§ TASK INSTRUCTIONS
Return a copy of each line that holds the string "icon".

§ DATA EXCERPTS
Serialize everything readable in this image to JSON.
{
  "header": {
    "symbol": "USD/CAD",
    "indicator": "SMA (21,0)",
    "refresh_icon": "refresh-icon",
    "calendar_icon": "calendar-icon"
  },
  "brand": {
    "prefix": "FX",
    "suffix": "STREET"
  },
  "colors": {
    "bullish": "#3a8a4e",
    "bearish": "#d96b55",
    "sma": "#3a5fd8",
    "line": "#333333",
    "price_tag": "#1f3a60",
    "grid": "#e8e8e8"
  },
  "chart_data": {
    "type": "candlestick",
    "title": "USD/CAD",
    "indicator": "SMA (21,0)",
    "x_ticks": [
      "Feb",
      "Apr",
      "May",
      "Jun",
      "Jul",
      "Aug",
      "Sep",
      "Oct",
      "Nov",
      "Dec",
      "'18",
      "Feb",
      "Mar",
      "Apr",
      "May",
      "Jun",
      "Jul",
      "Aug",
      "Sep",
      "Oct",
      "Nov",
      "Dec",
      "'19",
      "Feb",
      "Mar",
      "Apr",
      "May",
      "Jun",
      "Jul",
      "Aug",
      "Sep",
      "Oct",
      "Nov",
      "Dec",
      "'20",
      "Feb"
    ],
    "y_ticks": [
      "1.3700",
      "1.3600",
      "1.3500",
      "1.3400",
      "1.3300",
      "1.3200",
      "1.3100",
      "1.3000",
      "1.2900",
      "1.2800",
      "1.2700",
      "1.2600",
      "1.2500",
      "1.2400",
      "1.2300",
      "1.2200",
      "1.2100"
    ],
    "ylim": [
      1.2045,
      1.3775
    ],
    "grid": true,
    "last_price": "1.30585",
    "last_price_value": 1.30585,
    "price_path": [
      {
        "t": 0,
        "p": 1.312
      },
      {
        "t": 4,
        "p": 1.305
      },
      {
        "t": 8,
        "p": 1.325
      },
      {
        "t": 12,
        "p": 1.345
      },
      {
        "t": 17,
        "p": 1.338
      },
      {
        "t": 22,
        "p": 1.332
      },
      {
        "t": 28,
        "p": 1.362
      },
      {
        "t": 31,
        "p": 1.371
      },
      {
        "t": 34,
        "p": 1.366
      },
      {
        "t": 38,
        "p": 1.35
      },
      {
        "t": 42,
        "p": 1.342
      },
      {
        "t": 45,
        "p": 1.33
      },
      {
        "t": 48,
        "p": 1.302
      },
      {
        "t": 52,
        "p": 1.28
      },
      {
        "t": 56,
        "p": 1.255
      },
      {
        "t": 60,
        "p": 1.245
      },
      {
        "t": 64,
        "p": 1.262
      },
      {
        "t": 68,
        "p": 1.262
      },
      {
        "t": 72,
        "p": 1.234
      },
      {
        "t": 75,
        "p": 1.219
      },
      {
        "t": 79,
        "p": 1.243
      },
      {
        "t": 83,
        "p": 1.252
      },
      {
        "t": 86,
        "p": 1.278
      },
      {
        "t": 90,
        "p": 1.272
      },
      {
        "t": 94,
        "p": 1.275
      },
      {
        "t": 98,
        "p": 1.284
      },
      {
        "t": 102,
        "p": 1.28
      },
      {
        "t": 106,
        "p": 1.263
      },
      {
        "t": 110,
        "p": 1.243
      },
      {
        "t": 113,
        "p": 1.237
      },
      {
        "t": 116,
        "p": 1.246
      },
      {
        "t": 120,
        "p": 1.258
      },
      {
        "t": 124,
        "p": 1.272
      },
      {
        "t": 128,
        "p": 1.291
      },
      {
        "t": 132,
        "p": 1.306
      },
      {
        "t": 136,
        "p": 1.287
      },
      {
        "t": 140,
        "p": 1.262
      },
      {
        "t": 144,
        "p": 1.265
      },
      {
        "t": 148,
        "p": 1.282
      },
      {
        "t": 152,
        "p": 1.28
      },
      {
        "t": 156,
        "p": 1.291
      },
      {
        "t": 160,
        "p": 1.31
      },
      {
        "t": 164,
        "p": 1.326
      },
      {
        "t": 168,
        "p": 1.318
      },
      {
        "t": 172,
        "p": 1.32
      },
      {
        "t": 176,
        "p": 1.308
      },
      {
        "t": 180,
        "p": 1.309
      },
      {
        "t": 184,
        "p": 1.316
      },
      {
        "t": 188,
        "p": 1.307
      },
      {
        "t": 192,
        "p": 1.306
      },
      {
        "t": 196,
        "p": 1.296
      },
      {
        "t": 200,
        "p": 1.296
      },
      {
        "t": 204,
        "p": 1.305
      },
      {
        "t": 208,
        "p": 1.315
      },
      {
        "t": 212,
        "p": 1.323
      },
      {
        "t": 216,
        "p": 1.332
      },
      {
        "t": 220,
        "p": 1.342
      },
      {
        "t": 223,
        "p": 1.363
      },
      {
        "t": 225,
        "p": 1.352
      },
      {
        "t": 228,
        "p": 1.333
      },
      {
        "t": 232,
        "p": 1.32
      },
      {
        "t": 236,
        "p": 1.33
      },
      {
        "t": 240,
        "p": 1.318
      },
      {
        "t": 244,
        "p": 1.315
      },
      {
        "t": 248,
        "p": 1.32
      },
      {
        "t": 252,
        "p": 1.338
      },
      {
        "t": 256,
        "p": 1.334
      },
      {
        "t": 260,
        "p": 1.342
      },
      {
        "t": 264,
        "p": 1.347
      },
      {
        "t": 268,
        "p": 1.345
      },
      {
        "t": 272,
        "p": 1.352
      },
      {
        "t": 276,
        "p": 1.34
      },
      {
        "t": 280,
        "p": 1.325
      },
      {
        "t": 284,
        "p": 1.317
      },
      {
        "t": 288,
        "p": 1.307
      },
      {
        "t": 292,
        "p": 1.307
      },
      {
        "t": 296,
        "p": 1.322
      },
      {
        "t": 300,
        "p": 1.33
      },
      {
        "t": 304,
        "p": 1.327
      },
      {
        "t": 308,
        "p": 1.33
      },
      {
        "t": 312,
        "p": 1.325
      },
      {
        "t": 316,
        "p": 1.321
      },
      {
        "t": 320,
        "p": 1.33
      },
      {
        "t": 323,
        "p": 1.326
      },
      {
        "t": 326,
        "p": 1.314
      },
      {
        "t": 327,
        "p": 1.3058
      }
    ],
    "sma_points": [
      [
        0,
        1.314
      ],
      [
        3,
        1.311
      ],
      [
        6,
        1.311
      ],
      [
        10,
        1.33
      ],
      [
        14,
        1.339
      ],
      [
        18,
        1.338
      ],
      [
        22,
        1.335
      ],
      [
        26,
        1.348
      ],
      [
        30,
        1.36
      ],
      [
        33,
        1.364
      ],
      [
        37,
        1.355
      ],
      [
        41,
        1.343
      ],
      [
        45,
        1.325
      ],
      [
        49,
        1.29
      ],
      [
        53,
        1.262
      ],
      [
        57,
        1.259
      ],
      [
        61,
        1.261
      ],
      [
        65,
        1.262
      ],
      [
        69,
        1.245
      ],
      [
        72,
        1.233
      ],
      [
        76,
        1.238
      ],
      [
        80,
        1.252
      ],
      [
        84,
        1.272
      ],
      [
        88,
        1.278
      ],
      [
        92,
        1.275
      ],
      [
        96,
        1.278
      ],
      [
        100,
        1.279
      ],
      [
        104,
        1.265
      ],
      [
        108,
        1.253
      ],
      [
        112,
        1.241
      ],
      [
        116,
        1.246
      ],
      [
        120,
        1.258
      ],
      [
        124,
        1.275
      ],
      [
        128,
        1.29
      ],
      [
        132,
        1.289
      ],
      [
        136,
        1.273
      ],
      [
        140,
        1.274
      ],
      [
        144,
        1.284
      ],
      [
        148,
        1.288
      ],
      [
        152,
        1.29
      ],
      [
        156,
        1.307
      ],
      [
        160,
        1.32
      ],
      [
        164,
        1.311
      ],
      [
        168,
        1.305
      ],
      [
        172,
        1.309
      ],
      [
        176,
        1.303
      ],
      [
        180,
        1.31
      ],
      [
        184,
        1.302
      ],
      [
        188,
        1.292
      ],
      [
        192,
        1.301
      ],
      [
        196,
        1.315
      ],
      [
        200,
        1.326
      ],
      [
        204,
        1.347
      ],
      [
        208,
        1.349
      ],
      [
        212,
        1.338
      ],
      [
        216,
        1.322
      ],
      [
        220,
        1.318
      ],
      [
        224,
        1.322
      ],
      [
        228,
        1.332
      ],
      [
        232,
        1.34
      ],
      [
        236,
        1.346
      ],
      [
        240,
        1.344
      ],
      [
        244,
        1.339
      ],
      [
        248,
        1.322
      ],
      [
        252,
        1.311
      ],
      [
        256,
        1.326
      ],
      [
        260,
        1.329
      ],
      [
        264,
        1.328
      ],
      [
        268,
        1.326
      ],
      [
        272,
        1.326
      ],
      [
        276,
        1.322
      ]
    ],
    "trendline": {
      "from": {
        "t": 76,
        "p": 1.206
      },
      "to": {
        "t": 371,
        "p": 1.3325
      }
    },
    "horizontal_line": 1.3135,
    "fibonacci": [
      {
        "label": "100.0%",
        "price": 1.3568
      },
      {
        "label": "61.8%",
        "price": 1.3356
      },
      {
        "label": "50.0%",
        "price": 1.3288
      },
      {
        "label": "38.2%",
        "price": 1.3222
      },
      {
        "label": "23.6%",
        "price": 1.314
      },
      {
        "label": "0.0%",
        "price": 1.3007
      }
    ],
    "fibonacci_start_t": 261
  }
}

§ RESULT OF THIS TASK
    "refresh_icon": "refresh-icon",
    "calendar_icon": "calendar-icon"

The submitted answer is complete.